## Stored records
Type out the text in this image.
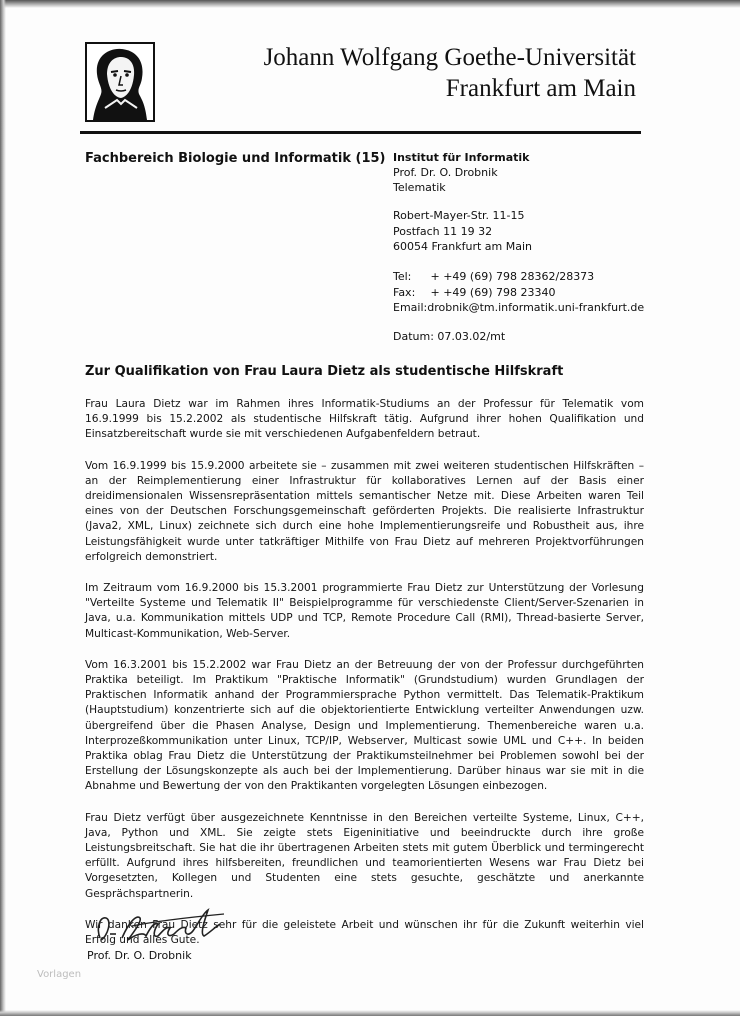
Johann Wolfgang Goethe-Universität
Frankfurt am Main
Fachbereich Biologie und Informatik (15) Institut für Informatik
Prof. Dr. O. Drobnik
Telematik
Robert-Mayer-Str. 11-15
Postfach 11 19 32
60054 Frankfurt am Main
Tel: + +49 (69) 798 28362/28373
Fax: + +49 (69) 798 23340
Email:drobnik@tm.informatik.uni-frankfurt.de
Datum: 07.03.02/mt
Zur Qualifikation von Frau Laura Dietz als studentische Hilfskraft

Frau Laura Dietz war im Rahmen ihres Informatik-Studiums an der Professur für Telematik vom 16.9.1999 bis 15.2.2002 als studentische Hilfskraft tätig. Aufgrund ihrer hohen Qualifikation und Einsatzbereitschaft wurde sie mit verschiedenen Aufgabenfeldern betraut.

Vom 16.9.1999 bis 15.9.2000 arbeitete sie – zusammen mit zwei weiteren studentischen Hilfskräften – an der Reimplementierung einer Infrastruktur für kollaboratives Lernen auf der Basis einer dreidimensionalen Wissensrepräsentation mittels semantischer Netze mit. Diese Arbeiten waren Teil eines von der Deutschen Forschungsgemeinschaft geförderten Projekts. Die realisierte Infrastruktur (Java2, XML, Linux) zeichnete sich durch eine hohe Implementierungsreife und Robustheit aus, ihre Leistungsfähigkeit wurde unter tatkräftiger Mithilfe von Frau Dietz auf mehreren Projektvorführungen erfolgreich demonstriert.

Im Zeitraum vom 16.9.2000 bis 15.3.2001 programmierte Frau Dietz zur Unterstützung der Vorlesung "Verteilte Systeme und Telematik II" Beispielprogramme für verschiedenste Client/Server-Szenarien in Java, u.a. Kommunikation mittels UDP und TCP, Remote Procedure Call (RMI), Thread-basierte Server, Multicast-Kommunikation, Web-Server.

Vom 16.3.2001 bis 15.2.2002 war Frau Dietz an der Betreuung der von der Professur durchgeführten Praktika beteiligt. Im Praktikum "Praktische Informatik" (Grundstudium) wurden Grundlagen der Praktischen Informatik anhand der Programmiersprache Python vermittelt. Das Telematik-Praktikum (Hauptstudium) konzentrierte sich auf die objektorientierte Entwicklung verteilter Anwendungen uzw. übergreifend über die Phasen Analyse, Design und Implementierung. Themenbereiche waren u.a. Interprozeßkommunikation unter Linux, TCP/IP, Webserver, Multicast sowie UML und C++. In beiden Praktika oblag Frau Dietz die Unterstützung der Praktikumsteilnehmer bei Problemen sowohl bei der Erstellung der Lösungskonzepte als auch bei der Implementierung. Darüber hinaus war sie mit in die Abnahme und Bewertung der von den Praktikanten vorgelegten Lösungen einbezogen.

Frau Dietz verfügt über ausgezeichnete Kenntnisse in den Bereichen verteilte Systeme, Linux, C++, Java, Python und XML. Sie zeigte stets Eigeninitiative und beeindruckte durch ihre große Leistungsbreitschaft. Sie hat die ihr übertragenen Arbeiten stets mit gutem Überblick und termingerecht erfüllt. Aufgrund ihres hilfsbereiten, freundlichen und teamorientierten Wesens war Frau Dietz bei Vorgesetzten, Kollegen und Studenten eine stets gesuchte, geschätzte und anerkannte Gesprächspartnerin.

Wir danken Frau Dietz sehr für die geleistete Arbeit und wünschen ihr für die Zukunft weiterhin viel Erfolg und alles Gute.

Prof. Dr. O. Drobnik
Vorlagen
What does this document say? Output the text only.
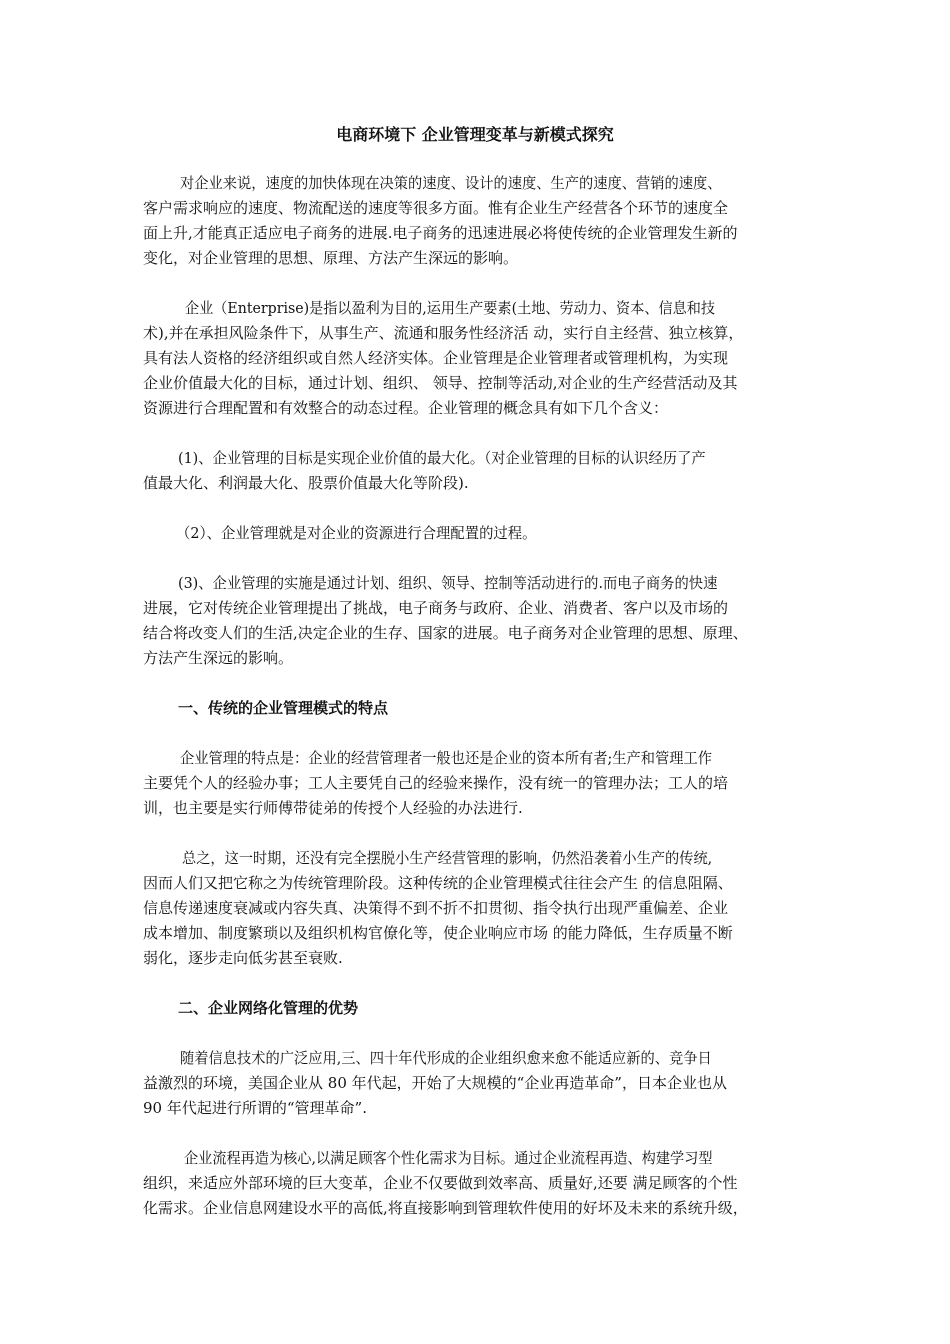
电商环境下 企业管理变革与新模式探究

对企业来说，速度的加快体现在决策的速度、设计的速度、生产的速度、营销的速度、

客户需求响应的速度、物流配送的速度等很多方面。惟有企业生产经营各个环节的速度全

面上升,才能真正适应电子商务的进展.电子商务的迅速进展必将使传统的企业管理发生新的

变化，对企业管理的思想、原理、方法产生深远的影响。

企业（Enterprise)是指以盈利为目的,运用生产要素(土地、劳动力、资本、信息和技

术),并在承担风险条件下，从事生产、流通和服务性经济活 动，实行自主经营、独立核算，

具有法人资格的经济组织或自然人经济实体。企业管理是企业管理者或管理机构，为实现

企业价值最大化的目标，通过计划、组织、 领导、控制等活动,对企业的生产经营活动及其

资源进行合理配置和有效整合的动态过程。企业管理的概念具有如下几个含义：

(1)、企业管理的目标是实现企业价值的最大化。（对企业管理的目标的认识经历了产

值最大化、利润最大化、股票价值最大化等阶段).

（2）、企业管理就是对企业的资源进行合理配置的过程。

(3)、企业管理的实施是通过计划、组织、领导、控制等活动进行的.而电子商务的快速

进展，它对传统企业管理提出了挑战，电子商务与政府、企业、消费者、客户以及市场的

结合将改变人们的生活,决定企业的生存、国家的进展。电子商务对企业管理的思想、原理、

方法产生深远的影响。

一、传统的企业管理模式的特点

企业管理的特点是：企业的经营管理者一般也还是企业的资本所有者;生产和管理工作

主要凭个人的经验办事；工人主要凭自己的经验来操作，没有统一的管理办法；工人的培

训，也主要是实行师傅带徒弟的传授个人经验的办法进行.

总之，这一时期，还没有完全摆脱小生产经营管理的影响，仍然沿袭着小生产的传统,

因而人们又把它称之为传统管理阶段。这种传统的企业管理模式往往会产生 的信息阻隔、

信息传递速度衰减或内容失真、决策得不到不折不扣贯彻、指令执行出现严重偏差、企业

成本增加、制度繁琐以及组织机构官僚化等，使企业响应市场 的能力降低，生存质量不断

弱化，逐步走向低劣甚至衰败.

二、企业网络化管理的优势

随着信息技术的广泛应用,三、四十年代形成的企业组织愈来愈不能适应新的、竞争日

益激烈的环境，美国企业从 80 年代起，开始了大规模的“企业再造革命”，日本企业也从

90 年代起进行所谓的“管理革命”.

企业流程再造为核心,以满足顾客个性化需求为目标。通过企业流程再造、构建学习型

组织，来适应外部环境的巨大变革，企业不仅要做到效率高、质量好,还要 满足顾客的个性

化需求。企业信息网建设水平的高低,将直接影响到管理软件使用的好坏及未来的系统升级，
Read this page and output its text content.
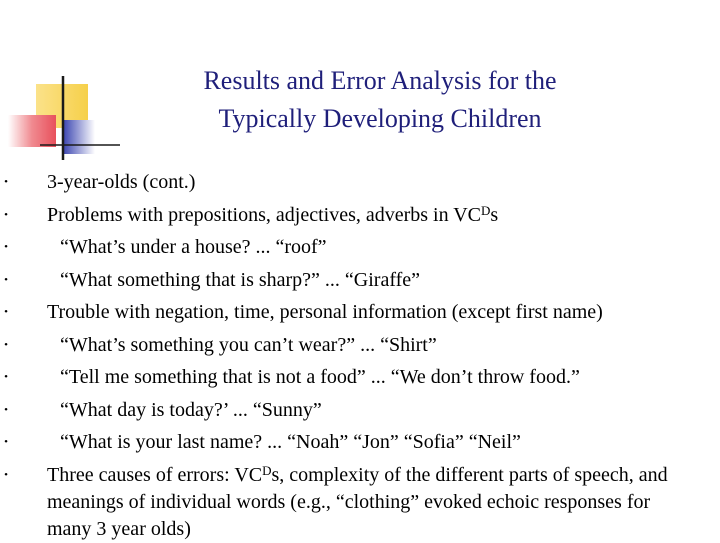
Results and Error Analysis for the
Typically Developing Children
• 3-year-olds (cont.)
• Problems with prepositions, adjectives, adverbs in $VC^Ds$
•	“What’s under a house? ... “roof”
•	“What something that is sharp?” ... “Giraffe”
• Trouble with negation, time, personal information (except first name)
•	“What’s something you can’t wear?” ... “Shirt”
•	“Tell me something that is not a food” ... “We don’t throw food.”
•	“What day is today?’ ... “Sunny”
•	“What is your last name? ... “Noah” “Jon” “Sofia” “Neil”
• Three causes of errors: $VC^Ds$, complexity of the different parts of speech, and meanings of individual words (e.g., “clothing” evoked echoic responses for many 3 year olds)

## Work to complete
Gather from the data above every line with the string "Unterstützung".

## Final result
Im Zeitraum vom 16.9.2000 bis 15.3.2001 programmierte Frau Dietz zur Unterstützung der Vorlesung "Verteilte Systeme und Telematik II" Beispielprogramme für verschiedenste Client/Server-Szenarien in Java, u.a. Kommunikation mittels UDP und TCP, Remote Procedure Call (RMI), Thread-basierte Server, Multicast-Kommunikation, Web-Server.
Vom 16.3.2001 bis 15.2.2002 war Frau Dietz an der Betreuung der von der Professur durchgeführten Praktika beteiligt. Im Praktikum "Praktische Informatik" (Grundstudium) wurden Grundlagen der Praktischen Informatik anhand der Programmiersprache Python vermittelt. Das Telematik-Praktikum (Hauptstudium) konzentrierte sich auf die objektorientierte Entwicklung verteilter Anwendungen uzw. übergreifend über die Phasen Analyse, Design und Implementierung. Themenbereiche waren u.a. Interprozeßkommunikation unter Linux, TCP/IP, Webserver, Multicast sowie UML und C++. In beiden Praktika oblag Frau Dietz die Unterstützung der Praktikumsteilnehmer bei Problemen sowohl bei der Erstellung der Lösungskonzepte als auch bei der Implementierung. Darüber hinaus war sie mit in die Abnahme und Bewertung der von den Praktikanten vorgelegten Lösungen einbezogen.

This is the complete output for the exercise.